** BEGIN **

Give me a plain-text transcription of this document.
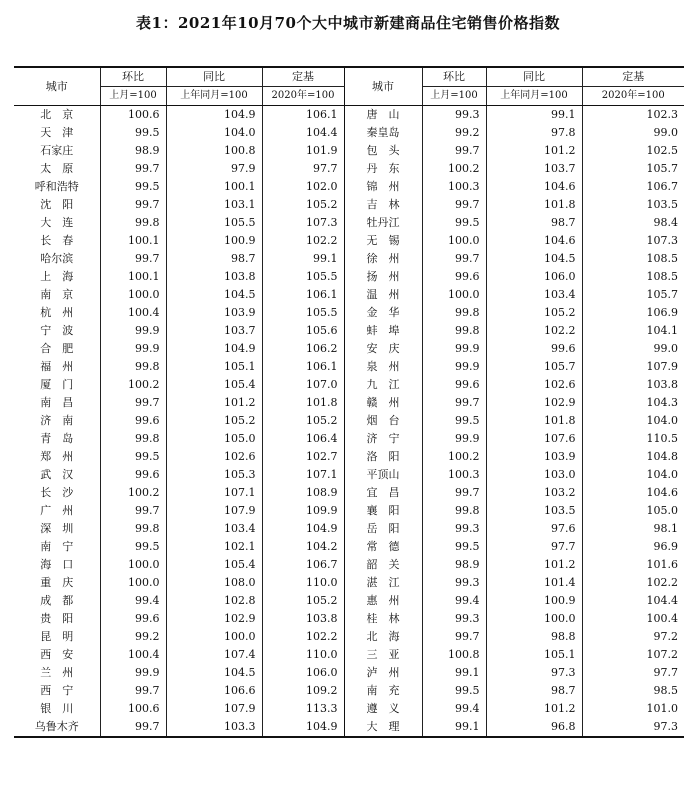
表1：2021年10月70个大中城市新建商品住宅销售价格指数
城市	环比	同比	定基	城市	环比	同比	定基
	上月=100	上年同月=100	2020年=100		上月=100	上年同月=100	2020年=100
北 京	100.6	104.9	106.1	唐 山	99.3	99.1	102.3
天 津	99.5	104.0	104.4	秦皇岛	99.2	97.8	99.0
石家庄	98.9	100.8	101.9	包 头	99.7	101.2	102.5
太 原	99.7	97.9	97.7	丹 东	100.2	103.7	105.7
呼和浩特	99.5	100.1	102.0	锦 州	100.3	104.6	106.7
沈 阳	99.7	103.1	105.2	吉 林	99.7	101.8	103.5
大 连	99.8	105.5	107.3	牡丹江	99.5	98.7	98.4
长 春	100.1	100.9	102.2	无 锡	100.0	104.6	107.3
哈尔滨	99.7	98.7	99.1	徐 州	99.7	104.5	108.5
上 海	100.1	103.8	105.5	扬 州	99.6	106.0	108.5
南 京	100.0	104.5	106.1	温 州	100.0	103.4	105.7
杭 州	100.4	103.9	105.5	金 华	99.8	105.2	106.9
宁 波	99.9	103.7	105.6	蚌 埠	99.8	102.2	104.1
合 肥	99.9	104.9	106.2	安 庆	99.9	99.6	99.0
福 州	99.8	105.1	106.1	泉 州	99.9	105.7	107.9
厦 门	100.2	105.4	107.0	九 江	99.6	102.6	103.8
南 昌	99.7	101.2	101.8	赣 州	99.7	102.9	104.3
济 南	99.6	105.2	105.2	烟 台	99.5	101.8	104.0
青 岛	99.8	105.0	106.4	济 宁	99.9	107.6	110.5
郑 州	99.5	102.6	102.7	洛 阳	100.2	103.9	104.8
武 汉	99.6	105.3	107.1	平顶山	100.3	103.0	104.0
长 沙	100.2	107.1	108.9	宜 昌	99.7	103.2	104.6
广 州	99.7	107.9	109.9	襄 阳	99.8	103.5	105.0
深 圳	99.8	103.4	104.9	岳 阳	99.3	97.6	98.1
南 宁	99.5	102.1	104.2	常 德	99.5	97.7	96.9
海 口	100.0	105.4	106.7	韶 关	98.9	101.2	101.6
重 庆	100.0	108.0	110.0	湛 江	99.3	101.4	102.2
成 都	99.4	102.8	105.2	惠 州	99.4	100.9	104.4
贵 阳	99.6	102.9	103.8	桂 林	99.3	100.0	100.4
昆 明	99.2	100.0	102.2	北 海	99.7	98.8	97.2
西 安	100.4	107.4	110.0	三 亚	100.8	105.1	107.2
兰 州	99.9	104.5	106.0	泸 州	99.1	97.3	97.7
西 宁	99.7	106.6	109.2	南 充	99.5	98.7	98.5
银 川	100.6	107.9	113.3	遵 义	99.4	101.2	101.0
乌鲁木齐	99.7	103.3	104.9	大 理	99.1	96.8	97.3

** END **

* **INSTRUCTION**: All the records above need to be given again word for word. Skip the pictures.

* **TASK RESULT**:
Give me a plain-text transcription of this document.
表1：2021年10月70个大中城市新建商品住宅销售价格指数
城市	环比	同比	定基	城市	环比	同比	定基
	上月=100	上年同月=100	2020年=100		上月=100	上年同月=100	2020年=100
北 京	100.6	104.9	106.1	唐 山	99.3	99.1	102.3
天 津	99.5	104.0	104.4	秦皇岛	99.2	97.8	99.0
石家庄	98.9	100.8	101.9	包 头	99.7	101.2	102.5
太 原	99.7	97.9	97.7	丹 东	100.2	103.7	105.7
呼和浩特	99.5	100.1	102.0	锦 州	100.3	104.6	106.7
沈 阳	99.7	103.1	105.2	吉 林	99.7	101.8	103.5
大 连	99.8	105.5	107.3	牡丹江	99.5	98.7	98.4
长 春	100.1	100.9	102.2	无 锡	100.0	104.6	107.3
哈尔滨	99.7	98.7	99.1	徐 州	99.7	104.5	108.5
上 海	100.1	103.8	105.5	扬 州	99.6	106.0	108.5
南 京	100.0	104.5	106.1	温 州	100.0	103.4	105.7
杭 州	100.4	103.9	105.5	金 华	99.8	105.2	106.9
宁 波	99.9	103.7	105.6	蚌 埠	99.8	102.2	104.1
合 肥	99.9	104.9	106.2	安 庆	99.9	99.6	99.0
福 州	99.8	105.1	106.1	泉 州	99.9	105.7	107.9
厦 门	100.2	105.4	107.0	九 江	99.6	102.6	103.8
南 昌	99.7	101.2	101.8	赣 州	99.7	102.9	104.3
济 南	99.6	105.2	105.2	烟 台	99.5	101.8	104.0
青 岛	99.8	105.0	106.4	济 宁	99.9	107.6	110.5
郑 州	99.5	102.6	102.7	洛 阳	100.2	103.9	104.8
武 汉	99.6	105.3	107.1	平顶山	100.3	103.0	104.0
长 沙	100.2	107.1	108.9	宜 昌	99.7	103.2	104.6
广 州	99.7	107.9	109.9	襄 阳	99.8	103.5	105.0
深 圳	99.8	103.4	104.9	岳 阳	99.3	97.6	98.1
南 宁	99.5	102.1	104.2	常 德	99.5	97.7	96.9
海 口	100.0	105.4	106.7	韶 关	98.9	101.2	101.6
重 庆	100.0	108.0	110.0	湛 江	99.3	101.4	102.2
成 都	99.4	102.8	105.2	惠 州	99.4	100.9	104.4
贵 阳	99.6	102.9	103.8	桂 林	99.3	100.0	100.4
昆 明	99.2	100.0	102.2	北 海	99.7	98.8	97.2
西 安	100.4	107.4	110.0	三 亚	100.8	105.1	107.2
兰 州	99.9	104.5	106.0	泸 州	99.1	97.3	97.7
西 宁	99.7	106.6	109.2	南 充	99.5	98.7	98.5
银 川	100.6	107.9	113.3	遵 义	99.4	101.2	101.0
乌鲁木齐	99.7	103.3	104.9	大 理	99.1	96.8	97.3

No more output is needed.